Write out every line of the material as it stands, apart from the pictures.

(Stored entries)
▼▼▼
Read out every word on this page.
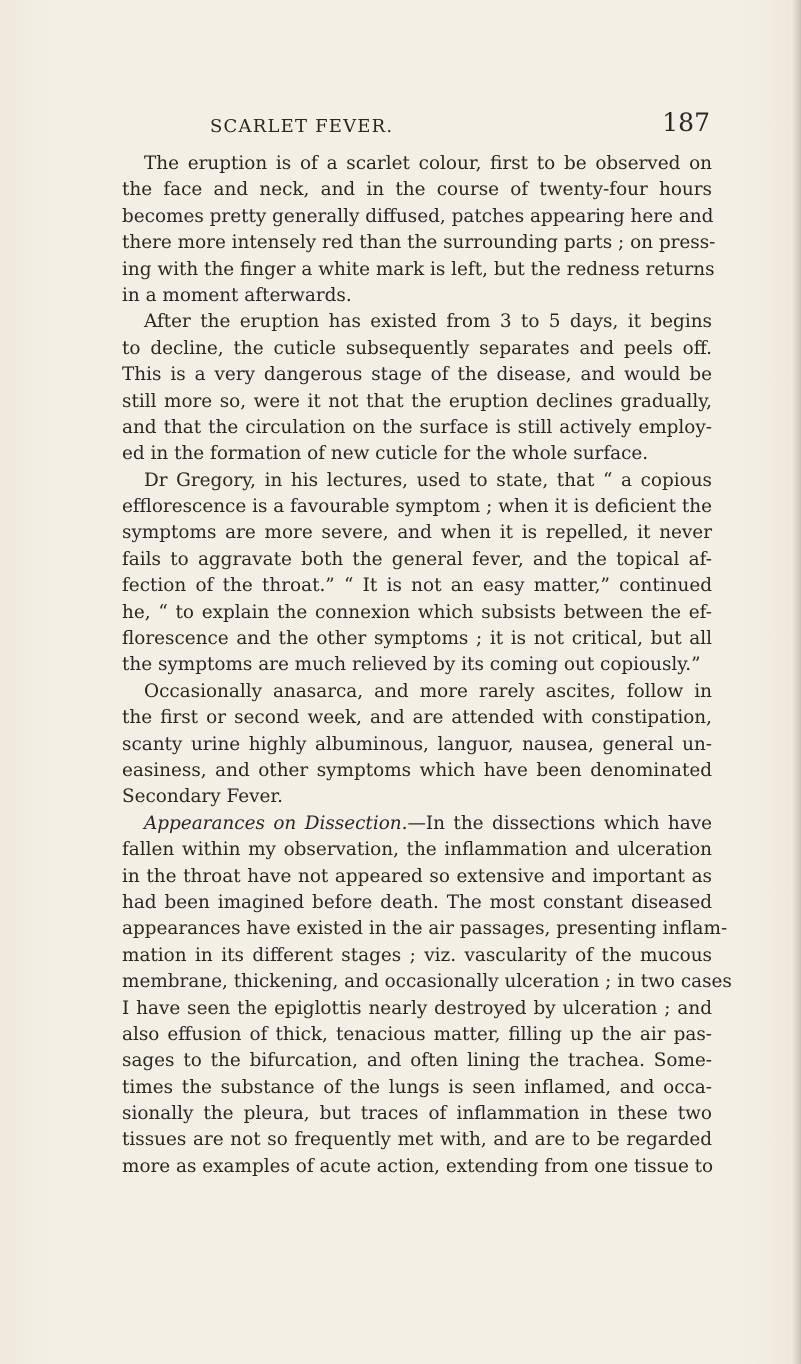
SCARLET FEVER.	187
The eruption is of a scarlet colour, first to be observed on
the face and neck, and in the course of twenty-four hours
becomes pretty generally diffused, patches appearing here and
there more intensely red than the surrounding parts ; on press-
ing with the finger a white mark is left, but the redness returns
in a moment afterwards.
After the eruption has existed from 3 to 5 days, it begins
to decline, the cuticle subsequently separates and peels off.
This is a very dangerous stage of the disease, and would be
still more so, were it not that the eruption declines gradually,
and that the circulation on the surface is still actively employ-
ed in the formation of new cuticle for the whole surface.
Dr Gregory, in his lectures, used to state, that “ a copious
efflorescence is a favourable symptom ; when it is deficient the
symptoms are more severe, and when it is repelled, it never
fails to aggravate both the general fever, and the topical af-
fection of the throat.” “ It is not an easy matter,” continued
he, “ to explain the connexion which subsists between the ef-
florescence and the other symptoms ; it is not critical, but all
the symptoms are much relieved by its coming out copiously.”
Occasionally anasarca, and more rarely ascites, follow in
the first or second week, and are attended with constipation,
scanty urine highly albuminous, languor, nausea, general un-
easiness, and other symptoms which have been denominated
Secondary Fever.
Appearances on Dissection.—In the dissections which have
fallen within my observation, the inflammation and ulceration
in the throat have not appeared so extensive and important as
had been imagined before death. The most constant diseased
appearances have existed in the air passages, presenting inflam-
mation in its different stages ; viz. vascularity of the mucous
membrane, thickening, and occasionally ulceration ; in two cases
I have seen the epiglottis nearly destroyed by ulceration ; and
also effusion of thick, tenacious matter, filling up the air pas-
sages to the bifurcation, and often lining the trachea. Some-
times the substance of the lungs is seen inflamed, and occa-
sionally the pleura, but traces of inflammation in these two
tissues are not so frequently met with, and are to be regarded
more as examples of acute action, extending from one tissue to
▲▲▲
> **Worked answer**
Read out every word on this page.
SCARLET FEVER.	187
The eruption is of a scarlet colour, first to be observed on
the face and neck, and in the course of twenty-four hours
becomes pretty generally diffused, patches appearing here and
there more intensely red than the surrounding parts ; on press-
ing with the finger a white mark is left, but the redness returns
in a moment afterwards.
After the eruption has existed from 3 to 5 days, it begins
to decline, the cuticle subsequently separates and peels off.
This is a very dangerous stage of the disease, and would be
still more so, were it not that the eruption declines gradually,
and that the circulation on the surface is still actively employ-
ed in the formation of new cuticle for the whole surface.
Dr Gregory, in his lectures, used to state, that “ a copious
efflorescence is a favourable symptom ; when it is deficient the
symptoms are more severe, and when it is repelled, it never
fails to aggravate both the general fever, and the topical af-
fection of the throat.” “ It is not an easy matter,” continued
he, “ to explain the connexion which subsists between the ef-
florescence and the other symptoms ; it is not critical, but all
the symptoms are much relieved by its coming out copiously.”
Occasionally anasarca, and more rarely ascites, follow in
the first or second week, and are attended with constipation,
scanty urine highly albuminous, languor, nausea, general un-
easiness, and other symptoms which have been denominated
Secondary Fever.
Appearances on Dissection.—In the dissections which have
fallen within my observation, the inflammation and ulceration
in the throat have not appeared so extensive and important as
had been imagined before death. The most constant diseased
appearances have existed in the air passages, presenting inflam-
mation in its different stages ; viz. vascularity of the mucous
membrane, thickening, and occasionally ulceration ; in two cases
I have seen the epiglottis nearly destroyed by ulceration ; and
also effusion of thick, tenacious matter, filling up the air pas-
sages to the bifurcation, and often lining the trachea. Some-
times the substance of the lungs is seen inflamed, and occa-
sionally the pleura, but traces of inflammation in these two
tissues are not so frequently met with, and are to be regarded
more as examples of acute action, extending from one tissue to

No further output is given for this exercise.